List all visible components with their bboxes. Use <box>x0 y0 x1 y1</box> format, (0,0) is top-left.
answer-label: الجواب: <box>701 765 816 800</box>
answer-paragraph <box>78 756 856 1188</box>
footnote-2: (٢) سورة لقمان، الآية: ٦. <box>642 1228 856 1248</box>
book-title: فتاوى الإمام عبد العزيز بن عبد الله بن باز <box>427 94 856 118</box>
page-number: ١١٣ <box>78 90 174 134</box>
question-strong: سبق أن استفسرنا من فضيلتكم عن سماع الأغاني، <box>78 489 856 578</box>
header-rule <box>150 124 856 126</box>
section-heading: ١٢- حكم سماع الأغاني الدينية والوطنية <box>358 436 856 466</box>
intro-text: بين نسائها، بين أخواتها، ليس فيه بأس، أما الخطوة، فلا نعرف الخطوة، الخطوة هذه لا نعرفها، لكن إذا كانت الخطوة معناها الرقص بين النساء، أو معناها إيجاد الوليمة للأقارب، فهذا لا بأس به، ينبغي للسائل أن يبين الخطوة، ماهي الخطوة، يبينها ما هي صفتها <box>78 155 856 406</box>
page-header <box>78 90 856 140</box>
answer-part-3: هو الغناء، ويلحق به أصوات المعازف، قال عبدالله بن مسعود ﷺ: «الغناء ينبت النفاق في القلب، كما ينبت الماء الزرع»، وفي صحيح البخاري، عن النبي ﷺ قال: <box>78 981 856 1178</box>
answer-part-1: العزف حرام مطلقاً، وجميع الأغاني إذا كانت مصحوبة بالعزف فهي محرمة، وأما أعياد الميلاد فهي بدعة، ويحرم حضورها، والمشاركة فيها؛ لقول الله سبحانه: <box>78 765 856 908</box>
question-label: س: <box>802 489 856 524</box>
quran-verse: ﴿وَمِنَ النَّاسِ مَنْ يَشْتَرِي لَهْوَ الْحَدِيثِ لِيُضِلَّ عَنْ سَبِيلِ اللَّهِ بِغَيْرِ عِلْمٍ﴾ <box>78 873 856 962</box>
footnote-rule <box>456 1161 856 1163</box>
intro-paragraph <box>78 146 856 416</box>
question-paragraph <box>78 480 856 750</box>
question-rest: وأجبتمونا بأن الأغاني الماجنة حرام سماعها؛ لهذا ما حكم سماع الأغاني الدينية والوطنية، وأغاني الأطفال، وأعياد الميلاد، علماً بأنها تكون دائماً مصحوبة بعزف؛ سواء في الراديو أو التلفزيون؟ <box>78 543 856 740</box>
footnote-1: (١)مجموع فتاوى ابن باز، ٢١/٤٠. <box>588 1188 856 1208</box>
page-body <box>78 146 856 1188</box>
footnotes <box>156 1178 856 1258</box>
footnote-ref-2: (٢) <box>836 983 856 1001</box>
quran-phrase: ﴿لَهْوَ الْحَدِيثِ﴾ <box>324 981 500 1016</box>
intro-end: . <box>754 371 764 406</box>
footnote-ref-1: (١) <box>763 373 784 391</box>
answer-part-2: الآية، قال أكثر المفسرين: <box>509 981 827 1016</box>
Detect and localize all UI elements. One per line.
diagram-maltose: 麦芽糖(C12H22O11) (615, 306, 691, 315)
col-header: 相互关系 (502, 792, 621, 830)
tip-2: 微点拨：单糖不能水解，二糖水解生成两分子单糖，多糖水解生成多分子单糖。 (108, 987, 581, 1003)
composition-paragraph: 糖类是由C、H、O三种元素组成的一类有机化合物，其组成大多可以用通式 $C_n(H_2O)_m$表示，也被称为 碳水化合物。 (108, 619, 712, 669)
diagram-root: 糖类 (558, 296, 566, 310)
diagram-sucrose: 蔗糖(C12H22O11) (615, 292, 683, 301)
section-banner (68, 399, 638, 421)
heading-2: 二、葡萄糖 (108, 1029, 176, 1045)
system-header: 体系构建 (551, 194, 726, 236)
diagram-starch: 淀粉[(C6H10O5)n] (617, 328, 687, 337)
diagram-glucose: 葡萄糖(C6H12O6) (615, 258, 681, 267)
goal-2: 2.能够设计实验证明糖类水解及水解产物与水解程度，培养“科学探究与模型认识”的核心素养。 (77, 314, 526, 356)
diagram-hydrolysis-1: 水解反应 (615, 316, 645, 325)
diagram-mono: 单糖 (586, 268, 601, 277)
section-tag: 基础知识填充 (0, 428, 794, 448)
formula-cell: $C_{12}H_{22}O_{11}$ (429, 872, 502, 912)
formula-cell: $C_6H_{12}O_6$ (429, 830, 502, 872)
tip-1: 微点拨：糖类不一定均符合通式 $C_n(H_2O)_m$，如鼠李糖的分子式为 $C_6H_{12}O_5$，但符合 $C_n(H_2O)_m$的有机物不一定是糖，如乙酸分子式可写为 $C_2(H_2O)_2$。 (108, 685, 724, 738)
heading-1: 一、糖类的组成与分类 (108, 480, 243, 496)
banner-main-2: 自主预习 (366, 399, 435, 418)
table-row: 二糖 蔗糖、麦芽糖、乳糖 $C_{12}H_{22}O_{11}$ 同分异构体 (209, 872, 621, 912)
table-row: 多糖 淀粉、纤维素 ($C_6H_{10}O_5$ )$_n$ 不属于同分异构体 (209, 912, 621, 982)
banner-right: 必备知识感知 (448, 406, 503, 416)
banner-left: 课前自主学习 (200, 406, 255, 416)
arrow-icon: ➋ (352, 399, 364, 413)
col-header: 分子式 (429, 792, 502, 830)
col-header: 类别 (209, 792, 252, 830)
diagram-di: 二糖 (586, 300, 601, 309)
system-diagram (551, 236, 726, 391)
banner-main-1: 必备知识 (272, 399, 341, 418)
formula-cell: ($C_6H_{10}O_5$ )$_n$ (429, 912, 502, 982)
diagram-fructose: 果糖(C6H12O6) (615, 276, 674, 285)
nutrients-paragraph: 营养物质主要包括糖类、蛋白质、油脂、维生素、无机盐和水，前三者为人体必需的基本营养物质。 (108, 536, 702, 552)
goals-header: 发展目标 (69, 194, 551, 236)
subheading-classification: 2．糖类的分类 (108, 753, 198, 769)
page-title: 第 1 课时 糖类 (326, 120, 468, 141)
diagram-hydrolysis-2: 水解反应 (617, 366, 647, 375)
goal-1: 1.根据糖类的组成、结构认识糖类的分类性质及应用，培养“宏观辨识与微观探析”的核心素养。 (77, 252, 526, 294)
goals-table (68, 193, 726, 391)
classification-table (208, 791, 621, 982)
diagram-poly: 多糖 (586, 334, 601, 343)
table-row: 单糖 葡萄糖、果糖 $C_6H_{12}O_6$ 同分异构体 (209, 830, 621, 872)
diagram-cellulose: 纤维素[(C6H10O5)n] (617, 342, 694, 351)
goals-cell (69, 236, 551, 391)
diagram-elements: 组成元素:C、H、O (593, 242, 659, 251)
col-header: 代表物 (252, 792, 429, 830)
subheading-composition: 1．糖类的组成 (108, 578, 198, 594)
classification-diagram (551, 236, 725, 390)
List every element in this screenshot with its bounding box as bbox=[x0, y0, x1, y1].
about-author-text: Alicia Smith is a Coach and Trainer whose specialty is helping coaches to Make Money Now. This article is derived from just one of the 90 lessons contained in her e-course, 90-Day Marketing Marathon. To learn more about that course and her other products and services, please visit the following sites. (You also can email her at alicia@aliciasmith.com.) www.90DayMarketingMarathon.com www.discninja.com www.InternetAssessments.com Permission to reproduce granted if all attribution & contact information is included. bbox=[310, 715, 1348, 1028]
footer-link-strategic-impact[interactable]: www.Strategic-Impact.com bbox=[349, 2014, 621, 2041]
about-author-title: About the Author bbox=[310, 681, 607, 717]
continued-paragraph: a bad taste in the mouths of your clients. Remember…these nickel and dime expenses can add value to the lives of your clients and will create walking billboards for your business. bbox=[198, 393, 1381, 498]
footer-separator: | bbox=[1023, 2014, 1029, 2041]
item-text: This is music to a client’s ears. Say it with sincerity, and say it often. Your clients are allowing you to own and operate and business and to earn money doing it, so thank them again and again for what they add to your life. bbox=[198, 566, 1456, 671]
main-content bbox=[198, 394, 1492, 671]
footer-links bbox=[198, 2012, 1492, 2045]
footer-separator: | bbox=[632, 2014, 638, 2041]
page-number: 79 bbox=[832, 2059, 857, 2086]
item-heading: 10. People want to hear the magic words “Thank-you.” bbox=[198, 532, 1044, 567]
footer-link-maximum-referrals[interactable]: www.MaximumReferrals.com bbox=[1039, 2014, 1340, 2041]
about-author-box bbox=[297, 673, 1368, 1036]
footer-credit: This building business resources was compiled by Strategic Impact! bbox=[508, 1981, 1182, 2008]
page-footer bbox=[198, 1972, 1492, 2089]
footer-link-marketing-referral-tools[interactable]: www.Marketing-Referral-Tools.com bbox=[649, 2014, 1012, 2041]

**Exercise aim**:
Can you quote, word for word, every line above, from the very first one through the line containing "footnote-1: (١)مجموع فتاوى", including both of those lines?

**Problem solution**:
List all visible components with their bboxes. Use <box>x0 y0 x1 y1</box> format, (0,0) is top-left.
answer-label: الجواب: <box>701 765 816 800</box>
answer-paragraph <box>78 756 856 1188</box>
footnote-2: (٢) سورة لقمان، الآية: ٦. <box>642 1228 856 1248</box>
book-title: فتاوى الإمام عبد العزيز بن عبد الله بن باز <box>427 94 856 118</box>
page-number: ١١٣ <box>78 90 174 134</box>
question-strong: سبق أن استفسرنا من فضيلتكم عن سماع الأغاني، <box>78 489 856 578</box>
header-rule <box>150 124 856 126</box>
section-heading: ١٢- حكم سماع الأغاني الدينية والوطنية <box>358 436 856 466</box>
intro-text: بين نسائها، بين أخواتها، ليس فيه بأس، أما الخطوة، فلا نعرف الخطوة، الخطوة هذه لا نعرفها، لكن إذا كانت الخطوة معناها الرقص بين النساء، أو معناها إيجاد الوليمة للأقارب، فهذا لا بأس به، ينبغي للسائل أن يبين الخطوة، ماهي الخطوة، يبينها ما هي صفتها <box>78 155 856 406</box>
page-header <box>78 90 856 140</box>
answer-part-3: هو الغناء، ويلحق به أصوات المعازف، قال عبدالله بن مسعود ﷺ: «الغناء ينبت النفاق في القلب، كما ينبت الماء الزرع»، وفي صحيح البخاري، عن النبي ﷺ قال: <box>78 981 856 1178</box>
answer-part-1: العزف حرام مطلقاً، وجميع الأغاني إذا كانت مصحوبة بالعزف فهي محرمة، وأما أعياد الميلاد فهي بدعة، ويحرم حضورها، والمشاركة فيها؛ لقول الله سبحانه: <box>78 765 856 908</box>
question-label: س: <box>802 489 856 524</box>
quran-verse: ﴿وَمِنَ النَّاسِ مَنْ يَشْتَرِي لَهْوَ الْحَدِيثِ لِيُضِلَّ عَنْ سَبِيلِ اللَّهِ بِغَيْرِ عِلْمٍ﴾ <box>78 873 856 962</box>
footnote-rule <box>456 1161 856 1163</box>
intro-paragraph <box>78 146 856 416</box>
question-paragraph <box>78 480 856 750</box>
question-rest: وأجبتمونا بأن الأغاني الماجنة حرام سماعها؛ لهذا ما حكم سماع الأغاني الدينية والوطنية، وأغاني الأطفال، وأعياد الميلاد، علماً بأنها تكون دائماً مصحوبة بعزف؛ سواء في الراديو أو التلفزيون؟ <box>78 543 856 740</box>
footnote-1: (١)مجموع فتاوى ابن باز، ٢١/٤٠. <box>588 1188 856 1208</box>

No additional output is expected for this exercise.